Data shown.
--- START ---

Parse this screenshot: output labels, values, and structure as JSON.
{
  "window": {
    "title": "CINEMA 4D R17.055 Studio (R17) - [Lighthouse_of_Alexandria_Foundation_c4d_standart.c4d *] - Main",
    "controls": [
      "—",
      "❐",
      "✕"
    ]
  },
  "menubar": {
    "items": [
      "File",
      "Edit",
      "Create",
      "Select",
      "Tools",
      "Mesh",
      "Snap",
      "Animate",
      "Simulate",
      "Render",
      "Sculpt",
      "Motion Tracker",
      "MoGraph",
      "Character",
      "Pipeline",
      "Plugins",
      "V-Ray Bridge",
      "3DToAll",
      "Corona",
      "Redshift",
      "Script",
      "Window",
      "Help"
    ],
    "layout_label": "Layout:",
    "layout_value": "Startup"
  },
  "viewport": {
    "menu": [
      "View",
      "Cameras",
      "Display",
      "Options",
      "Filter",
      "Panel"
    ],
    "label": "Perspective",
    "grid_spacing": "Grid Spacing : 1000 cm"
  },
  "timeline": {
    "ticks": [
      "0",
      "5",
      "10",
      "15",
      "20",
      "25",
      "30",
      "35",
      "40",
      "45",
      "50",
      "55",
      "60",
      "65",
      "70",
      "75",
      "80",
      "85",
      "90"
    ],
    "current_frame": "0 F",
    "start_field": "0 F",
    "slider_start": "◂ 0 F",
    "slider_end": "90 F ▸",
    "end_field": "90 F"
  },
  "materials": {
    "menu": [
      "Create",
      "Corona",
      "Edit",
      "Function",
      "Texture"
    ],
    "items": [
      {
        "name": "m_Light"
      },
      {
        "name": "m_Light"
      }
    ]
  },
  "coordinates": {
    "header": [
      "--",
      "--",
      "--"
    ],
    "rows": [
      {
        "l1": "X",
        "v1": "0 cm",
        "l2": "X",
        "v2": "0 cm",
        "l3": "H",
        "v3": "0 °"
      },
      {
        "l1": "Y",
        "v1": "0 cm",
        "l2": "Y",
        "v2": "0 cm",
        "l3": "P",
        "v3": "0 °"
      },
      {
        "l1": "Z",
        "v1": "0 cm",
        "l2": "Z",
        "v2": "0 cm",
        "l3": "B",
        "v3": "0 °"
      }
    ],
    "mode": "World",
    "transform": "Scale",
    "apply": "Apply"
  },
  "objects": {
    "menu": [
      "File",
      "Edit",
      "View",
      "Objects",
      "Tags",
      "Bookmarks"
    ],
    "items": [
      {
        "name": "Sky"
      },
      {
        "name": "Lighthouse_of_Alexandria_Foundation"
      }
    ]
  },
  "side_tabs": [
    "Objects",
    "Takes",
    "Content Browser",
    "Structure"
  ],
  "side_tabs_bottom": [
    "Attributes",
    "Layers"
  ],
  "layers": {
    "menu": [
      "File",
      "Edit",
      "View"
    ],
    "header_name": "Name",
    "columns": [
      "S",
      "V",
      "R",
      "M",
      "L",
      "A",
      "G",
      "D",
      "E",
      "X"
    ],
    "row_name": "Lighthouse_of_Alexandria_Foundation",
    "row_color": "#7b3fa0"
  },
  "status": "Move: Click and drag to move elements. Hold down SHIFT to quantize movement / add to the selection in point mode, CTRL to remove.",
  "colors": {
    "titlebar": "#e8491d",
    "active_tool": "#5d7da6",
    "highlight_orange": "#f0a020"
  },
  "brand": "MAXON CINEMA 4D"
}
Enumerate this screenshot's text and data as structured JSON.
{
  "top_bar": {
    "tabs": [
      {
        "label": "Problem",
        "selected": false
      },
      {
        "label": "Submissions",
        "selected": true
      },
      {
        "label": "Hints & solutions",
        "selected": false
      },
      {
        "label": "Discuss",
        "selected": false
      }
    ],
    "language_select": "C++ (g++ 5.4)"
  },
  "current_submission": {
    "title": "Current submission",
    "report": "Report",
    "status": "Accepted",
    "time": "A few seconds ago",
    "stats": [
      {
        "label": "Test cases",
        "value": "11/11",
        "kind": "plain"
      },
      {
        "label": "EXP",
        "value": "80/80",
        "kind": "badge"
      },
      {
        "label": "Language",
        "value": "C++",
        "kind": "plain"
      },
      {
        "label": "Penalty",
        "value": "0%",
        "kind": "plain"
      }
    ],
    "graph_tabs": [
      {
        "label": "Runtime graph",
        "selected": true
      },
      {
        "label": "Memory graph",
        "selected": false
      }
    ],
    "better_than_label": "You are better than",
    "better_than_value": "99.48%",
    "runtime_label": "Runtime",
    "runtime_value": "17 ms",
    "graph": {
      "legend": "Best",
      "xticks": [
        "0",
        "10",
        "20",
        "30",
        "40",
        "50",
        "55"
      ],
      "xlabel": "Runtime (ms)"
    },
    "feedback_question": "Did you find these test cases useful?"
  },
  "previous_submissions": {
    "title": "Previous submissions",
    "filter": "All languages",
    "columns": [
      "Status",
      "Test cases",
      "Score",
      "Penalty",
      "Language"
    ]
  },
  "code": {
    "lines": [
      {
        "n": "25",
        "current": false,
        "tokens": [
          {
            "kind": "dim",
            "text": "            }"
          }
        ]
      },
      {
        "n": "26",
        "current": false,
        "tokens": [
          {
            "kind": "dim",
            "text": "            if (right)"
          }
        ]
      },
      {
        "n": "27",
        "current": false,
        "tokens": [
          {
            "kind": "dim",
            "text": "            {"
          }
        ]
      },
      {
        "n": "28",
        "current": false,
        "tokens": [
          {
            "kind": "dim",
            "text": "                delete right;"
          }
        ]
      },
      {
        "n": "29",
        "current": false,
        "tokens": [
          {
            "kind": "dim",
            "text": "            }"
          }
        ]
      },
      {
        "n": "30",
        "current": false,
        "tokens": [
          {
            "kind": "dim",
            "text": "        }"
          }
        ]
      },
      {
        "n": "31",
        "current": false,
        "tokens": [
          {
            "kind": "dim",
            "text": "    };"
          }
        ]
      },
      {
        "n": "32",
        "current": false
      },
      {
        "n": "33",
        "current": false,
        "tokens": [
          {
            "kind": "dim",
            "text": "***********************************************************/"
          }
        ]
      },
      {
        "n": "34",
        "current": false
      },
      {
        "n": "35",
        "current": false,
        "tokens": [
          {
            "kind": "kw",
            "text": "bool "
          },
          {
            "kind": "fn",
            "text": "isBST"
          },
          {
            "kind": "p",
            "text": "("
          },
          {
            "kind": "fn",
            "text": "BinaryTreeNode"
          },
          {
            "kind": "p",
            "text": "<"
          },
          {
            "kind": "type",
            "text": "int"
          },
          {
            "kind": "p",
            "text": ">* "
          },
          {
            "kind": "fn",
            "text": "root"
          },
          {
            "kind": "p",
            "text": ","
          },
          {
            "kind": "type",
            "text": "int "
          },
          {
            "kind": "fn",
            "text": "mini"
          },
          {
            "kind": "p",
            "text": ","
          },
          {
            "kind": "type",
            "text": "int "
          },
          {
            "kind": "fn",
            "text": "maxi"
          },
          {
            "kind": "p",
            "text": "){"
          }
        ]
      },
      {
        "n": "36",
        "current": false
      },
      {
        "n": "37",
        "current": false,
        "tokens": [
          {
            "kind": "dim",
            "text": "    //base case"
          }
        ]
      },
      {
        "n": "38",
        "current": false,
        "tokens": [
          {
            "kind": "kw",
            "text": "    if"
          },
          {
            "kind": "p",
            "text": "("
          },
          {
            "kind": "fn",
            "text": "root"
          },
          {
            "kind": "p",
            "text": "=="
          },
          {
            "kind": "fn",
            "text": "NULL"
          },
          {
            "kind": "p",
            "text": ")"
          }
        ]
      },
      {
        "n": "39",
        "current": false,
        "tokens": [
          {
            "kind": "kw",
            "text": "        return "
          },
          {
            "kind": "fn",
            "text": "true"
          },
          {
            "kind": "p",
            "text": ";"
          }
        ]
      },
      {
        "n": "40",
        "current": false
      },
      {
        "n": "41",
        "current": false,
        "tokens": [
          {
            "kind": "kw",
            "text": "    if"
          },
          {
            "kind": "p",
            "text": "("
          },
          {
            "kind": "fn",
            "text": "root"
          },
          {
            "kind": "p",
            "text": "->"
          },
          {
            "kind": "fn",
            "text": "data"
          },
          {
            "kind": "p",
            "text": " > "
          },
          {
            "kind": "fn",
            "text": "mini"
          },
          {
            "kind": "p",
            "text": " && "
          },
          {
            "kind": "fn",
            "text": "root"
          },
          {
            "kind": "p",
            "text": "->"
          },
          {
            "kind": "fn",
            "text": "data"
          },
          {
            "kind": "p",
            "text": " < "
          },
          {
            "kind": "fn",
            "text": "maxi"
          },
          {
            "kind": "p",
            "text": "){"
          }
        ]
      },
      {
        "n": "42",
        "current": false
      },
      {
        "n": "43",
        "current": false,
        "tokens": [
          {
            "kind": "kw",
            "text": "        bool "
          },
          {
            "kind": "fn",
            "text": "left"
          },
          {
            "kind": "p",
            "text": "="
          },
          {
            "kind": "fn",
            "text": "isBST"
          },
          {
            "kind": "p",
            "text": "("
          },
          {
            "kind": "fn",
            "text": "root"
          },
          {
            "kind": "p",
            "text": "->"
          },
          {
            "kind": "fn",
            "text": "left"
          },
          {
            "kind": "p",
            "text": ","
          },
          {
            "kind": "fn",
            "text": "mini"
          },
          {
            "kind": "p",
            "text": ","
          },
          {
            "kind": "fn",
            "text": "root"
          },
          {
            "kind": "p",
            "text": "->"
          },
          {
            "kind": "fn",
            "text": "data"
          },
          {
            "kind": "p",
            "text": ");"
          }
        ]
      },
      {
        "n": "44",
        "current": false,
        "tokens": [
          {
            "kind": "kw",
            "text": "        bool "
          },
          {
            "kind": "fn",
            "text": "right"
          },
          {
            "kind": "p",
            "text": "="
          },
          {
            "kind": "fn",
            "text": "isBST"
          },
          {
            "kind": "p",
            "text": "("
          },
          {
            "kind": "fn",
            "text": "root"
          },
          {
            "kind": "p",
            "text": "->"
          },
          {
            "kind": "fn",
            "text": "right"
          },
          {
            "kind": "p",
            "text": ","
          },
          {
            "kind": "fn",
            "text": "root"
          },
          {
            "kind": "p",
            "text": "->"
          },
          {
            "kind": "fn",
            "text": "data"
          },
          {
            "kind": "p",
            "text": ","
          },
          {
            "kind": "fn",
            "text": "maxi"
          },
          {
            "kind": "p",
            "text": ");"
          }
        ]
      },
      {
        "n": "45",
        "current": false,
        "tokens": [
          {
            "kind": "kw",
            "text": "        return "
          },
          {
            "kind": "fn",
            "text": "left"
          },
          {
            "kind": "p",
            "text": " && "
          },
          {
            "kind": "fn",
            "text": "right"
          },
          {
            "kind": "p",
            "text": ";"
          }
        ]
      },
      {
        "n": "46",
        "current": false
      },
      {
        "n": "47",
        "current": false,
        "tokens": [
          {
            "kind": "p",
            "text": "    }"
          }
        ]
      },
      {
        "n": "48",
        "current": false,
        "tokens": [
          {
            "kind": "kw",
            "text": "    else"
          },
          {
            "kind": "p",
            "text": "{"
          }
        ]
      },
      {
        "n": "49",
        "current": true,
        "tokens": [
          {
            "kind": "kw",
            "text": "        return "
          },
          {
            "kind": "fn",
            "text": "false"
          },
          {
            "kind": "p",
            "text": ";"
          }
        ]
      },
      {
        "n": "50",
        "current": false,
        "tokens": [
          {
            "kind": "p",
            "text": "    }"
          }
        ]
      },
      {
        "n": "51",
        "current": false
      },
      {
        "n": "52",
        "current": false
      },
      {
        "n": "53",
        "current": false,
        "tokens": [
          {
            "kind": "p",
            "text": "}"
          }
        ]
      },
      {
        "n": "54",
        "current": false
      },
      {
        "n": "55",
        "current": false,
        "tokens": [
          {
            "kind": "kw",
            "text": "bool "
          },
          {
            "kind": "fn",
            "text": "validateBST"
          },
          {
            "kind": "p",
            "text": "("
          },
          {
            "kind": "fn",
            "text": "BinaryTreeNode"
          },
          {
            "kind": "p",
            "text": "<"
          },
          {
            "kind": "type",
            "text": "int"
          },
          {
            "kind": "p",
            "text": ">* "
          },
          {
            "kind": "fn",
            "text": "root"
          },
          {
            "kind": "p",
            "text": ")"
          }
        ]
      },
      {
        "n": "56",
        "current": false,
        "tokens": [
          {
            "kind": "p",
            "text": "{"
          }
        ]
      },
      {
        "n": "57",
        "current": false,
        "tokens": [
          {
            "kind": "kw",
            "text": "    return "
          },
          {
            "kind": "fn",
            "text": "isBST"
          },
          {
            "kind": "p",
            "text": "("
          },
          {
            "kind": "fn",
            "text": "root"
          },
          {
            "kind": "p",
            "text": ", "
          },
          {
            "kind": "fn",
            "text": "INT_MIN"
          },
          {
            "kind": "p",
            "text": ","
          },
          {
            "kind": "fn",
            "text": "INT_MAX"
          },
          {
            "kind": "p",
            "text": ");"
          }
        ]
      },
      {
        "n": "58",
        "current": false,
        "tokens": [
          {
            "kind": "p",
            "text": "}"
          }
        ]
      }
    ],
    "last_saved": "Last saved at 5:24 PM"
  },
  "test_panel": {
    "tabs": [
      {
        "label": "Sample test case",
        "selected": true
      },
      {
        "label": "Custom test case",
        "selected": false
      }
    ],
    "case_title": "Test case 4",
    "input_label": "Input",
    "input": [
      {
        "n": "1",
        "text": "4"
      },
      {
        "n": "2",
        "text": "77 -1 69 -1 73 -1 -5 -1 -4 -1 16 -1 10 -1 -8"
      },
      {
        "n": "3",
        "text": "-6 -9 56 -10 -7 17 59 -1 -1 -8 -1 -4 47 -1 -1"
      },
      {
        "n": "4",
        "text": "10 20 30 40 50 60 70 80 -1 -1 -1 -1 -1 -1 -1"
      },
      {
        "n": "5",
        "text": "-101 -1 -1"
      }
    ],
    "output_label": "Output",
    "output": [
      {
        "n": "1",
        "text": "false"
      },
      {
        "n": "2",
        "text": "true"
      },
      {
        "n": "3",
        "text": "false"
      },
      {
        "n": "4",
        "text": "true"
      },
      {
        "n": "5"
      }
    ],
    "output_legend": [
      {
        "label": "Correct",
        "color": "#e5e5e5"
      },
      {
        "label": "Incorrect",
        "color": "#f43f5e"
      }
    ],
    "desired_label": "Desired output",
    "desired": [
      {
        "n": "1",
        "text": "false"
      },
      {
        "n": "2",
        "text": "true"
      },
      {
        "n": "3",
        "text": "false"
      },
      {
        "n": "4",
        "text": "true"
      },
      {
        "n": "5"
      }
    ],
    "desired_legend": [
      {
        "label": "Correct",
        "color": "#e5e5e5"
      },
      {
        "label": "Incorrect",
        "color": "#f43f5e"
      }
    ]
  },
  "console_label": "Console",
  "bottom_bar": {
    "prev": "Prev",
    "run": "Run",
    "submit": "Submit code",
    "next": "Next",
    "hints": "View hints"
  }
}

--- END ---

Set task.
Pull out all lines containing the word "mode" from the entries above.

Answer to the task.
    "mode": "World",
  "status": "Move: Click and drag to move elements. Hold down SHIFT to quantize movement / add to the selection in point mode, CTRL to remove.",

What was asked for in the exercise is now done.